Data listing =>
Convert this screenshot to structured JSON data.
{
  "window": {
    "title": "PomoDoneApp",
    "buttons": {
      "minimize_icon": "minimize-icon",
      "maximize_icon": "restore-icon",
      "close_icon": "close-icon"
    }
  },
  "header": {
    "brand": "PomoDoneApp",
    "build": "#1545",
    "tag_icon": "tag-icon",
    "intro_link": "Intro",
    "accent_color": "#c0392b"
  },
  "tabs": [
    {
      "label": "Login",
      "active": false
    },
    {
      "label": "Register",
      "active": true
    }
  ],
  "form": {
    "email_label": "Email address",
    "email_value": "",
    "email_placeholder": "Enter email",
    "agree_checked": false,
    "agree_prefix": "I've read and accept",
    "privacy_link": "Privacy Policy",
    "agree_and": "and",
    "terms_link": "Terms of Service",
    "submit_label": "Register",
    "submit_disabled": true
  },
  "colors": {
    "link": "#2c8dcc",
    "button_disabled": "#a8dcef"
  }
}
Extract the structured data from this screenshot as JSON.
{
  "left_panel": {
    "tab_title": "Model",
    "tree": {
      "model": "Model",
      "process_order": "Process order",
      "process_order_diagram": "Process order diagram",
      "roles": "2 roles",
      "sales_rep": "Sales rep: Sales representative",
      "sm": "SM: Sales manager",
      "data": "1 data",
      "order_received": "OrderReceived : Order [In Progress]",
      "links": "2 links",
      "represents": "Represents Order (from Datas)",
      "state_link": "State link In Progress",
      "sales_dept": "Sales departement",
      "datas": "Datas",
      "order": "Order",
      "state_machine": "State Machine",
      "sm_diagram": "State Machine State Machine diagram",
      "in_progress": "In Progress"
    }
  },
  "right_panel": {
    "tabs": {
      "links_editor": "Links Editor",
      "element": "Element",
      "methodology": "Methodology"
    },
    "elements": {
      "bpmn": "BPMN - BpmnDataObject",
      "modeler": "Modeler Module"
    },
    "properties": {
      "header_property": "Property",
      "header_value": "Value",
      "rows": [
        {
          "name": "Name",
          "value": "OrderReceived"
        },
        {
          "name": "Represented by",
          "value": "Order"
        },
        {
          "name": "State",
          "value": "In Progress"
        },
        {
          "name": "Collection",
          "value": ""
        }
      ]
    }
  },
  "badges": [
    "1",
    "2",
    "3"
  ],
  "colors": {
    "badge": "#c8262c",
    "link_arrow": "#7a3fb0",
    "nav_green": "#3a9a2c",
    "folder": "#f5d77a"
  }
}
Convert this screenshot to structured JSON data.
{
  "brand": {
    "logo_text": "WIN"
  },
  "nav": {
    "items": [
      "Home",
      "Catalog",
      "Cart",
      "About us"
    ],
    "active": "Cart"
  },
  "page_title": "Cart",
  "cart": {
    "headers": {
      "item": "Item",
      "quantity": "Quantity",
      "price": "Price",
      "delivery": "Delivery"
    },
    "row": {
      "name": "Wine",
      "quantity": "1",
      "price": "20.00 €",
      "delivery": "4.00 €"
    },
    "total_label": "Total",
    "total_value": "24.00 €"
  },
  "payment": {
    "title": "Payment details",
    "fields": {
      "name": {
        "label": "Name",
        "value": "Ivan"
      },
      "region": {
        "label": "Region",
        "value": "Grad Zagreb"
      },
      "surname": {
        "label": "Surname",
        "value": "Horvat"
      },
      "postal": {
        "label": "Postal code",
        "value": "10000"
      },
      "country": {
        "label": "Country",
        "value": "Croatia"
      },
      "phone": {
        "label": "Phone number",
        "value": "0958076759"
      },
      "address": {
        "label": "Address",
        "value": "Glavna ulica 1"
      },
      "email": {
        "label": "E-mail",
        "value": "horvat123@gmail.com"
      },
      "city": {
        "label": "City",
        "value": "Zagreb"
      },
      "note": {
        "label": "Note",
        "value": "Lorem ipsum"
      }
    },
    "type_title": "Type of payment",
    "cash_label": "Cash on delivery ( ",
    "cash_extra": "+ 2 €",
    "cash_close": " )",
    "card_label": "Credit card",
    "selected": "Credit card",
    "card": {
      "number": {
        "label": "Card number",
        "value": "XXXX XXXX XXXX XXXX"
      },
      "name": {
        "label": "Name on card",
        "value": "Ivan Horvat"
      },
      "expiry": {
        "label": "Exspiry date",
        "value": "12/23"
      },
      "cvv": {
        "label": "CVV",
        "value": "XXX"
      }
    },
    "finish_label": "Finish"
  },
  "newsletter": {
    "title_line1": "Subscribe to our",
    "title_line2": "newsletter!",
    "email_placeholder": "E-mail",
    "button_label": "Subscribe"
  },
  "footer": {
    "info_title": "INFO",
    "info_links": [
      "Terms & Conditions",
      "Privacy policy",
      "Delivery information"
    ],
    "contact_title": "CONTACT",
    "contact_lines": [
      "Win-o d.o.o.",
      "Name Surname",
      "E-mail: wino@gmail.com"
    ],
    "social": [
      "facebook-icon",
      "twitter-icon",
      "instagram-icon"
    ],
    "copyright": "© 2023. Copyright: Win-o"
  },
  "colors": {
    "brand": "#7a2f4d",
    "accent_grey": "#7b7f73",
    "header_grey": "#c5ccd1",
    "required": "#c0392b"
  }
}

What the exercise asks => Extract every entry above as it appears.

Answer for the task =>
Convert this screenshot to structured JSON data.
{
  "window": {
    "title": "PomoDoneApp",
    "buttons": {
      "minimize_icon": "minimize-icon",
      "maximize_icon": "restore-icon",
      "close_icon": "close-icon"
    }
  },
  "header": {
    "brand": "PomoDoneApp",
    "build": "#1545",
    "tag_icon": "tag-icon",
    "intro_link": "Intro",
    "accent_color": "#c0392b"
  },
  "tabs": [
    {
      "label": "Login",
      "active": false
    },
    {
      "label": "Register",
      "active": true
    }
  ],
  "form": {
    "email_label": "Email address",
    "email_value": "",
    "email_placeholder": "Enter email",
    "agree_checked": false,
    "agree_prefix": "I've read and accept",
    "privacy_link": "Privacy Policy",
    "agree_and": "and",
    "terms_link": "Terms of Service",
    "submit_label": "Register",
    "submit_disabled": true
  },
  "colors": {
    "link": "#2c8dcc",
    "button_disabled": "#a8dcef"
  }
}
Extract the structured data from this screenshot as JSON.
{
  "left_panel": {
    "tab_title": "Model",
    "tree": {
      "model": "Model",
      "process_order": "Process order",
      "process_order_diagram": "Process order diagram",
      "roles": "2 roles",
      "sales_rep": "Sales rep: Sales representative",
      "sm": "SM: Sales manager",
      "data": "1 data",
      "order_received": "OrderReceived : Order [In Progress]",
      "links": "2 links",
      "represents": "Represents Order (from Datas)",
      "state_link": "State link In Progress",
      "sales_dept": "Sales departement",
      "datas": "Datas",
      "order": "Order",
      "state_machine": "State Machine",
      "sm_diagram": "State Machine State Machine diagram",
      "in_progress": "In Progress"
    }
  },
  "right_panel": {
    "tabs": {
      "links_editor": "Links Editor",
      "element": "Element",
      "methodology": "Methodology"
    },
    "elements": {
      "bpmn": "BPMN - BpmnDataObject",
      "modeler": "Modeler Module"
    },
    "properties": {
      "header_property": "Property",
      "header_value": "Value",
      "rows": [
        {
          "name": "Name",
          "value": "OrderReceived"
        },
        {
          "name": "Represented by",
          "value": "Order"
        },
        {
          "name": "State",
          "value": "In Progress"
        },
        {
          "name": "Collection",
          "value": ""
        }
      ]
    }
  },
  "badges": [
    "1",
    "2",
    "3"
  ],
  "colors": {
    "badge": "#c8262c",
    "link_arrow": "#7a3fb0",
    "nav_green": "#3a9a2c",
    "folder": "#f5d77a"
  }
}
Convert this screenshot to structured JSON data.
{
  "brand": {
    "logo_text": "WIN"
  },
  "nav": {
    "items": [
      "Home",
      "Catalog",
      "Cart",
      "About us"
    ],
    "active": "Cart"
  },
  "page_title": "Cart",
  "cart": {
    "headers": {
      "item": "Item",
      "quantity": "Quantity",
      "price": "Price",
      "delivery": "Delivery"
    },
    "row": {
      "name": "Wine",
      "quantity": "1",
      "price": "20.00 €",
      "delivery": "4.00 €"
    },
    "total_label": "Total",
    "total_value": "24.00 €"
  },
  "payment": {
    "title": "Payment details",
    "fields": {
      "name": {
        "label": "Name",
        "value": "Ivan"
      },
      "region": {
        "label": "Region",
        "value": "Grad Zagreb"
      },
      "surname": {
        "label": "Surname",
        "value": "Horvat"
      },
      "postal": {
        "label": "Postal code",
        "value": "10000"
      },
      "country": {
        "label": "Country",
        "value": "Croatia"
      },
      "phone": {
        "label": "Phone number",
        "value": "0958076759"
      },
      "address": {
        "label": "Address",
        "value": "Glavna ulica 1"
      },
      "email": {
        "label": "E-mail",
        "value": "horvat123@gmail.com"
      },
      "city": {
        "label": "City",
        "value": "Zagreb"
      },
      "note": {
        "label": "Note",
        "value": "Lorem ipsum"
      }
    },
    "type_title": "Type of payment",
    "cash_label": "Cash on delivery ( ",
    "cash_extra": "+ 2 €",
    "cash_close": " )",
    "card_label": "Credit card",
    "selected": "Credit card",
    "card": {
      "number": {
        "label": "Card number",
        "value": "XXXX XXXX XXXX XXXX"
      },
      "name": {
        "label": "Name on card",
        "value": "Ivan Horvat"
      },
      "expiry": {
        "label": "Exspiry date",
        "value": "12/23"
      },
      "cvv": {
        "label": "CVV",
        "value": "XXX"
      }
    },
    "finish_label": "Finish"
  },
  "newsletter": {
    "title_line1": "Subscribe to our",
    "title_line2": "newsletter!",
    "email_placeholder": "E-mail",
    "button_label": "Subscribe"
  },
  "footer": {
    "info_title": "INFO",
    "info_links": [
      "Terms & Conditions",
      "Privacy policy",
      "Delivery information"
    ],
    "contact_title": "CONTACT",
    "contact_lines": [
      "Win-o d.o.o.",
      "Name Surname",
      "E-mail: wino@gmail.com"
    ],
    "social": [
      "facebook-icon",
      "twitter-icon",
      "instagram-icon"
    ],
    "copyright": "© 2023. Copyright: Win-o"
  },
  "colors": {
    "brand": "#7a2f4d",
    "accent_grey": "#7b7f73",
    "header_grey": "#c5ccd1",
    "required": "#c0392b"
  }
}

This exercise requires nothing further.